(Dataset excerpts)
-- BEGIN --

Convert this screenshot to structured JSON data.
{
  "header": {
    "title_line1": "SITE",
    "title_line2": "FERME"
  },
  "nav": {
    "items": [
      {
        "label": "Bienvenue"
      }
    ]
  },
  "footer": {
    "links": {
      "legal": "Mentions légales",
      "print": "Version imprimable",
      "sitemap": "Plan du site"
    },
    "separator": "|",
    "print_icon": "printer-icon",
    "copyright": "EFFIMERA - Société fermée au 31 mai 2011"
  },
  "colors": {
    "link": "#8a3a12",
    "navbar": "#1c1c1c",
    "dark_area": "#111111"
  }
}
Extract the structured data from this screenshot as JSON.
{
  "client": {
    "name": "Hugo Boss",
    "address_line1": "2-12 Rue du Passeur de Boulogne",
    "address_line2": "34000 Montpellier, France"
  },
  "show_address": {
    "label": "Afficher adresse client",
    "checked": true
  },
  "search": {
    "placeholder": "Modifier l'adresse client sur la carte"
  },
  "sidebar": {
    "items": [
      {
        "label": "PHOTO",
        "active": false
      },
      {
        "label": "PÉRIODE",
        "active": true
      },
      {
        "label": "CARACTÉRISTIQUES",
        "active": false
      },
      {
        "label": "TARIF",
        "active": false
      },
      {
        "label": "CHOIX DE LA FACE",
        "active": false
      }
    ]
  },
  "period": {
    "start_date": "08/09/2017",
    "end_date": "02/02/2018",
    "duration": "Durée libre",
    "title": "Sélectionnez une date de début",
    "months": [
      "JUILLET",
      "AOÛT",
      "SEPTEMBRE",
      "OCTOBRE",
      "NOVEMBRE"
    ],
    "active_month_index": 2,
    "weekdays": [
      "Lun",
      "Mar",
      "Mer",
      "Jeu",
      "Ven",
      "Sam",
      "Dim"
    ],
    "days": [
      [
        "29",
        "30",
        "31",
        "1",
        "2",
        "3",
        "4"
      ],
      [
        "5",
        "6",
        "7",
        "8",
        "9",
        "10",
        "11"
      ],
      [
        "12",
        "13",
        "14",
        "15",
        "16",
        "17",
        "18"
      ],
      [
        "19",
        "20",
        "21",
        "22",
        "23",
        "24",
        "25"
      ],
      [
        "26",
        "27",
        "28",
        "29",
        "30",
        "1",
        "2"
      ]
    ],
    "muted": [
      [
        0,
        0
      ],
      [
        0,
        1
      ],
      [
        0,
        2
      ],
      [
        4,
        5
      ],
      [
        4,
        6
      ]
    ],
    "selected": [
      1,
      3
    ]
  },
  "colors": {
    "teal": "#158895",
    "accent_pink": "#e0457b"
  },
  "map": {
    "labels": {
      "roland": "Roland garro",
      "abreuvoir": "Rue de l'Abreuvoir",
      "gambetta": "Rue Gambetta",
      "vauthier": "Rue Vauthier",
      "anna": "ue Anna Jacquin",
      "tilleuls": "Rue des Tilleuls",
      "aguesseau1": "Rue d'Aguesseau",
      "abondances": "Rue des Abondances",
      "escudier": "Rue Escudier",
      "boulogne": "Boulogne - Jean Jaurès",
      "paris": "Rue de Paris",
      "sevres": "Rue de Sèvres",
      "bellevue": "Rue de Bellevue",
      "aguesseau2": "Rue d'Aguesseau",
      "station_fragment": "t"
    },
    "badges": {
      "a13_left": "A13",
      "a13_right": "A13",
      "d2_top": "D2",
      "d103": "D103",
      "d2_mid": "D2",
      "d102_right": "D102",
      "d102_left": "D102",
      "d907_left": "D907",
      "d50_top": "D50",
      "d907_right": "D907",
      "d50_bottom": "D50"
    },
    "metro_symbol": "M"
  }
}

-- END --

• OBJECTIVE: Without leaving anything out, quote all the data.

• EXERCISE SOLUTION:
Convert this screenshot to structured JSON data.
{
  "header": {
    "title_line1": "SITE",
    "title_line2": "FERME"
  },
  "nav": {
    "items": [
      {
        "label": "Bienvenue"
      }
    ]
  },
  "footer": {
    "links": {
      "legal": "Mentions légales",
      "print": "Version imprimable",
      "sitemap": "Plan du site"
    },
    "separator": "|",
    "print_icon": "printer-icon",
    "copyright": "EFFIMERA - Société fermée au 31 mai 2011"
  },
  "colors": {
    "link": "#8a3a12",
    "navbar": "#1c1c1c",
    "dark_area": "#111111"
  }
}
Extract the structured data from this screenshot as JSON.
{
  "client": {
    "name": "Hugo Boss",
    "address_line1": "2-12 Rue du Passeur de Boulogne",
    "address_line2": "34000 Montpellier, France"
  },
  "show_address": {
    "label": "Afficher adresse client",
    "checked": true
  },
  "search": {
    "placeholder": "Modifier l'adresse client sur la carte"
  },
  "sidebar": {
    "items": [
      {
        "label": "PHOTO",
        "active": false
      },
      {
        "label": "PÉRIODE",
        "active": true
      },
      {
        "label": "CARACTÉRISTIQUES",
        "active": false
      },
      {
        "label": "TARIF",
        "active": false
      },
      {
        "label": "CHOIX DE LA FACE",
        "active": false
      }
    ]
  },
  "period": {
    "start_date": "08/09/2017",
    "end_date": "02/02/2018",
    "duration": "Durée libre",
    "title": "Sélectionnez une date de début",
    "months": [
      "JUILLET",
      "AOÛT",
      "SEPTEMBRE",
      "OCTOBRE",
      "NOVEMBRE"
    ],
    "active_month_index": 2,
    "weekdays": [
      "Lun",
      "Mar",
      "Mer",
      "Jeu",
      "Ven",
      "Sam",
      "Dim"
    ],
    "days": [
      [
        "29",
        "30",
        "31",
        "1",
        "2",
        "3",
        "4"
      ],
      [
        "5",
        "6",
        "7",
        "8",
        "9",
        "10",
        "11"
      ],
      [
        "12",
        "13",
        "14",
        "15",
        "16",
        "17",
        "18"
      ],
      [
        "19",
        "20",
        "21",
        "22",
        "23",
        "24",
        "25"
      ],
      [
        "26",
        "27",
        "28",
        "29",
        "30",
        "1",
        "2"
      ]
    ],
    "muted": [
      [
        0,
        0
      ],
      [
        0,
        1
      ],
      [
        0,
        2
      ],
      [
        4,
        5
      ],
      [
        4,
        6
      ]
    ],
    "selected": [
      1,
      3
    ]
  },
  "colors": {
    "teal": "#158895",
    "accent_pink": "#e0457b"
  },
  "map": {
    "labels": {
      "roland": "Roland garro",
      "abreuvoir": "Rue de l'Abreuvoir",
      "gambetta": "Rue Gambetta",
      "vauthier": "Rue Vauthier",
      "anna": "ue Anna Jacquin",
      "tilleuls": "Rue des Tilleuls",
      "aguesseau1": "Rue d'Aguesseau",
      "abondances": "Rue des Abondances",
      "escudier": "Rue Escudier",
      "boulogne": "Boulogne - Jean Jaurès",
      "paris": "Rue de Paris",
      "sevres": "Rue de Sèvres",
      "bellevue": "Rue de Bellevue",
      "aguesseau2": "Rue d'Aguesseau",
      "station_fragment": "t"
    },
    "badges": {
      "a13_left": "A13",
      "a13_right": "A13",
      "d2_top": "D2",
      "d103": "D103",
      "d2_mid": "D2",
      "d102_right": "D102",
      "d102_left": "D102",
      "d907_left": "D907",
      "d50_top": "D50",
      "d907_right": "D907",
      "d50_bottom": "D50"
    },
    "metro_symbol": "M"
  }
}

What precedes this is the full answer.